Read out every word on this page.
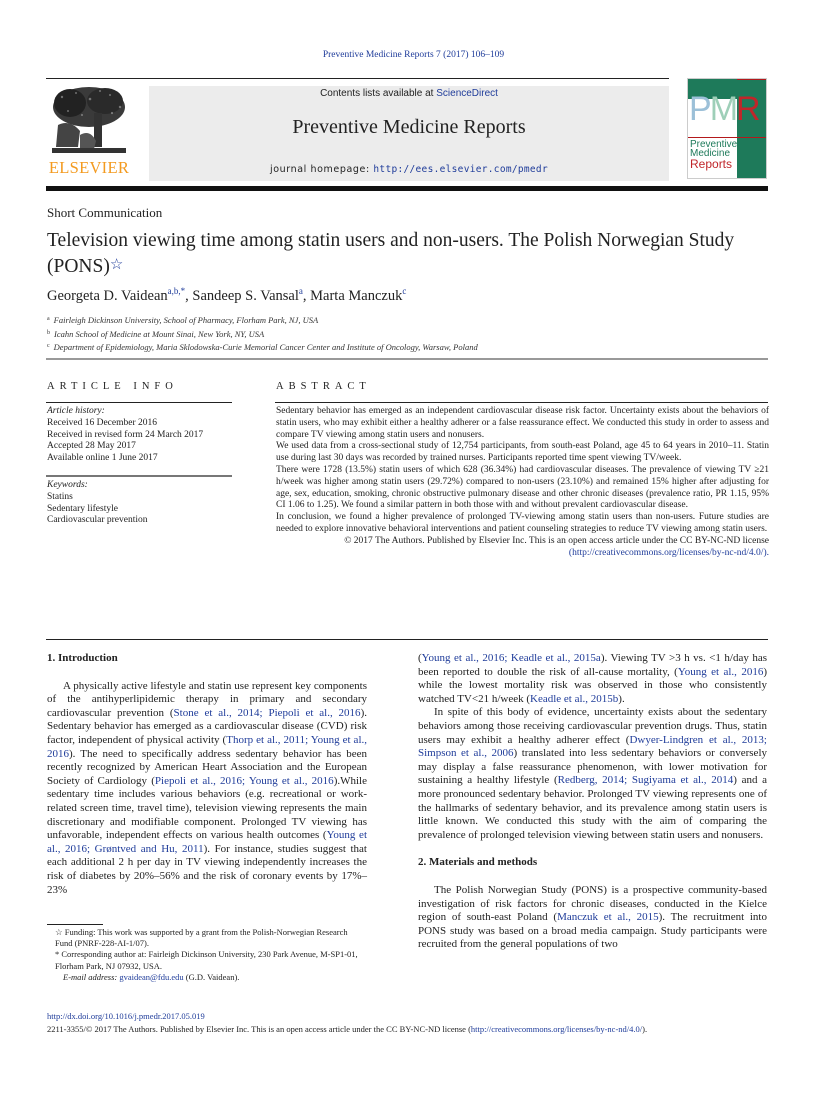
Preventive Medicine Reports 7 (2017) 106–109
ELSEVIER
Contents lists available at ScienceDirect
Preventive Medicine Reports
journal homepage: http://ees.elsevier.com/pmedr
PM R
Preventive
Medicine
Reports
Short Communication
Television viewing time among statin users and non-users. The Polish Norwegian Study (PONS)☆
Georgeta D. Vaidean$^{a,b,*}$, Sandeep S. Vansal$^a$, Marta Manczuk$^c$
$^a$ Fairleigh Dickinson University, School of Pharmacy, Florham Park, NJ, USA
$^b$ Icahn School of Medicine at Mount Sinai, New York, NY, USA
$^c$ Department of Epidemiology, Maria Sklodowska-Curie Memorial Cancer Center and Institute of Oncology, Warsaw, Poland
ARTICLE INFO	ABSTRACT
Article history:
Received 16 December 2016
Received in revised form 24 March 2017
Accepted 28 May 2017
Available online 1 June 2017
Keywords:
Statins
Sedentary lifestyle
Cardiovascular prevention

Sedentary behavior has emerged as an independent cardiovascular disease risk factor. Uncertainty exists about the behaviors of statin users, who may exhibit either a healthy adherer or a false reassurance effect. We conducted this study in order to assess and compare TV viewing among statin users and nonusers.

We used data from a cross-sectional study of 12,754 participants, from south-east Poland, age 45 to 64 years in 2010–11. Statin use during last 30 days was recorded by trained nurses. Participants reported time spent viewing TV/week.

There were 1728 (13.5%) statin users of which 628 (36.34%) had cardiovascular diseases. The prevalence of viewing TV ≥21 h/week was higher among statin users (29.72%) compared to non-users (23.10%) and remained 15% higher after adjusting for age, sex, education, smoking, chronic obstructive pulmonary disease and other chronic diseases (prevalence ratio, PR 1.15, 95% CI 1.06 to 1.25). We found a similar pattern in both those with and without prevalent cardiovascular disease.

In conclusion, we found a higher prevalence of prolonged TV-viewing among statin users than non-users. Future studies are needed to explore innovative behavioral interventions and patient counseling strategies to reduce TV viewing among statin users.

© 2017 The Authors. Published by Elsevier Inc. This is an open access article under the CC BY-NC-ND license
(http://creativecommons.org/licenses/by-nc-nd/4.0/).

1. Introduction

A physically active lifestyle and statin use represent key components of the antihyperlipidemic therapy in primary and secondary cardiovascular prevention (Stone et al., 2014; Piepoli et al., 2016). Sedentary behavior has emerged as a cardiovascular disease (CVD) risk factor, independent of physical activity (Thorp et al., 2011; Young et al., 2016). The need to specifically address sedentary behavior has been recently recognized by American Heart Association and the European Society of Cardiology (Piepoli et al., 2016; Young et al., 2016).While sedentary time includes various behaviors (e.g. recreational or work-related screen time, travel time), television viewing represents the main discretionary and modifiable component. Prolonged TV viewing has unfavorable, independent effects on various health outcomes (Young et al., 2016; Grøntved and Hu, 2011). For instance, studies suggest that each additional 2 h per day in TV viewing independently increases the risk of diabetes by 20%–56% and the risk of coronary events by 17%–23%

(Young et al., 2016; Keadle et al., 2015a). Viewing TV >3 h vs. <1 h/day has been reported to double the risk of all-cause mortality, (Young et al., 2016) while the lowest mortality risk was observed in those who consistently watched TV<21 h/week (Keadle et al., 2015b).

In spite of this body of evidence, uncertainty exists about the sedentary behaviors among those receiving cardiovascular prevention drugs. Thus, statin users may exhibit a healthy adherer effect (Dwyer-Lindgren et al., 2013; Simpson et al., 2006) translated into less sedentary behaviors or conversely may display a false reassurance phenomenon, with lower motivation for sustaining a healthy lifestyle (Redberg, 2014; Sugiyama et al., 2014) and a more pronounced sedentary behavior. Prolonged TV viewing represents one of the hallmarks of sedentary behavior, and its prevalence among statin users is little known. We conducted this study with the aim of comparing the prevalence of prolonged television viewing between statin users and nonusers.

2. Materials and methods

The Polish Norwegian Study (PONS) is a prospective community-based investigation of risk factors for chronic diseases, conducted in the Kielce region of south-east Poland (Manczuk et al., 2015). The recruitment into PONS study was based on a broad media campaign. Study participants were recruited from the general populations of two

☆ Funding: This work was supported by a grant from the Polish-Norwegian Research Fund (PNRF-228-AI-1/07).
* Corresponding author at: Fairleigh Dickinson University, 230 Park Avenue, M-SP1-01, Florham Park, NJ 07932, USA.
E-mail address: gvaidean@fdu.edu (G.D. Vaidean).
http://dx.doi.org/10.1016/j.pmedr.2017.05.019
2211-3355/© 2017 The Authors. Published by Elsevier Inc. This is an open access article under the CC BY-NC-ND license (http://creativecommons.org/licenses/by-nc-nd/4.0/).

## OBJECTIVE
Omit the pictures. Output every record above word for word.

## EXERCISE RESULT
Read out every word on this page.
Preventive Medicine Reports 7 (2017) 106–109
ELSEVIER
Contents lists available at ScienceDirect
Preventive Medicine Reports
journal homepage: http://ees.elsevier.com/pmedr
PM R
Preventive
Medicine
Reports
Short Communication
Television viewing time among statin users and non-users. The Polish Norwegian Study (PONS)☆
Georgeta D. Vaidean$^{a,b,*}$, Sandeep S. Vansal$^a$, Marta Manczuk$^c$
$^a$ Fairleigh Dickinson University, School of Pharmacy, Florham Park, NJ, USA
$^b$ Icahn School of Medicine at Mount Sinai, New York, NY, USA
$^c$ Department of Epidemiology, Maria Sklodowska-Curie Memorial Cancer Center and Institute of Oncology, Warsaw, Poland
ARTICLE INFO	ABSTRACT
Article history:
Received 16 December 2016
Received in revised form 24 March 2017
Accepted 28 May 2017
Available online 1 June 2017
Keywords:
Statins
Sedentary lifestyle
Cardiovascular prevention

Sedentary behavior has emerged as an independent cardiovascular disease risk factor. Uncertainty exists about the behaviors of statin users, who may exhibit either a healthy adherer or a false reassurance effect. We conducted this study in order to assess and compare TV viewing among statin users and nonusers.

We used data from a cross-sectional study of 12,754 participants, from south-east Poland, age 45 to 64 years in 2010–11. Statin use during last 30 days was recorded by trained nurses. Participants reported time spent viewing TV/week.

There were 1728 (13.5%) statin users of which 628 (36.34%) had cardiovascular diseases. The prevalence of viewing TV ≥21 h/week was higher among statin users (29.72%) compared to non-users (23.10%) and remained 15% higher after adjusting for age, sex, education, smoking, chronic obstructive pulmonary disease and other chronic diseases (prevalence ratio, PR 1.15, 95% CI 1.06 to 1.25). We found a similar pattern in both those with and without prevalent cardiovascular disease.

In conclusion, we found a higher prevalence of prolonged TV-viewing among statin users than non-users. Future studies are needed to explore innovative behavioral interventions and patient counseling strategies to reduce TV viewing among statin users.

© 2017 The Authors. Published by Elsevier Inc. This is an open access article under the CC BY-NC-ND license
(http://creativecommons.org/licenses/by-nc-nd/4.0/).

1. Introduction

A physically active lifestyle and statin use represent key components of the antihyperlipidemic therapy in primary and secondary cardiovascular prevention (Stone et al., 2014; Piepoli et al., 2016). Sedentary behavior has emerged as a cardiovascular disease (CVD) risk factor, independent of physical activity (Thorp et al., 2011; Young et al., 2016). The need to specifically address sedentary behavior has been recently recognized by American Heart Association and the European Society of Cardiology (Piepoli et al., 2016; Young et al., 2016).While sedentary time includes various behaviors (e.g. recreational or work-related screen time, travel time), television viewing represents the main discretionary and modifiable component. Prolonged TV viewing has unfavorable, independent effects on various health outcomes (Young et al., 2016; Grøntved and Hu, 2011). For instance, studies suggest that each additional 2 h per day in TV viewing independently increases the risk of diabetes by 20%–56% and the risk of coronary events by 17%–23%

(Young et al., 2016; Keadle et al., 2015a). Viewing TV >3 h vs. <1 h/day has been reported to double the risk of all-cause mortality, (Young et al., 2016) while the lowest mortality risk was observed in those who consistently watched TV<21 h/week (Keadle et al., 2015b).

In spite of this body of evidence, uncertainty exists about the sedentary behaviors among those receiving cardiovascular prevention drugs. Thus, statin users may exhibit a healthy adherer effect (Dwyer-Lindgren et al., 2013; Simpson et al., 2006) translated into less sedentary behaviors or conversely may display a false reassurance phenomenon, with lower motivation for sustaining a healthy lifestyle (Redberg, 2014; Sugiyama et al., 2014) and a more pronounced sedentary behavior. Prolonged TV viewing represents one of the hallmarks of sedentary behavior, and its prevalence among statin users is little known. We conducted this study with the aim of comparing the prevalence of prolonged television viewing between statin users and nonusers.

2. Materials and methods

The Polish Norwegian Study (PONS) is a prospective community-based investigation of risk factors for chronic diseases, conducted in the Kielce region of south-east Poland (Manczuk et al., 2015). The recruitment into PONS study was based on a broad media campaign. Study participants were recruited from the general populations of two

☆ Funding: This work was supported by a grant from the Polish-Norwegian Research Fund (PNRF-228-AI-1/07).
* Corresponding author at: Fairleigh Dickinson University, 230 Park Avenue, M-SP1-01, Florham Park, NJ 07932, USA.
E-mail address: gvaidean@fdu.edu (G.D. Vaidean).
http://dx.doi.org/10.1016/j.pmedr.2017.05.019
2211-3355/© 2017 The Authors. Published by Elsevier Inc. This is an open access article under the CC BY-NC-ND license (http://creativecommons.org/licenses/by-nc-nd/4.0/).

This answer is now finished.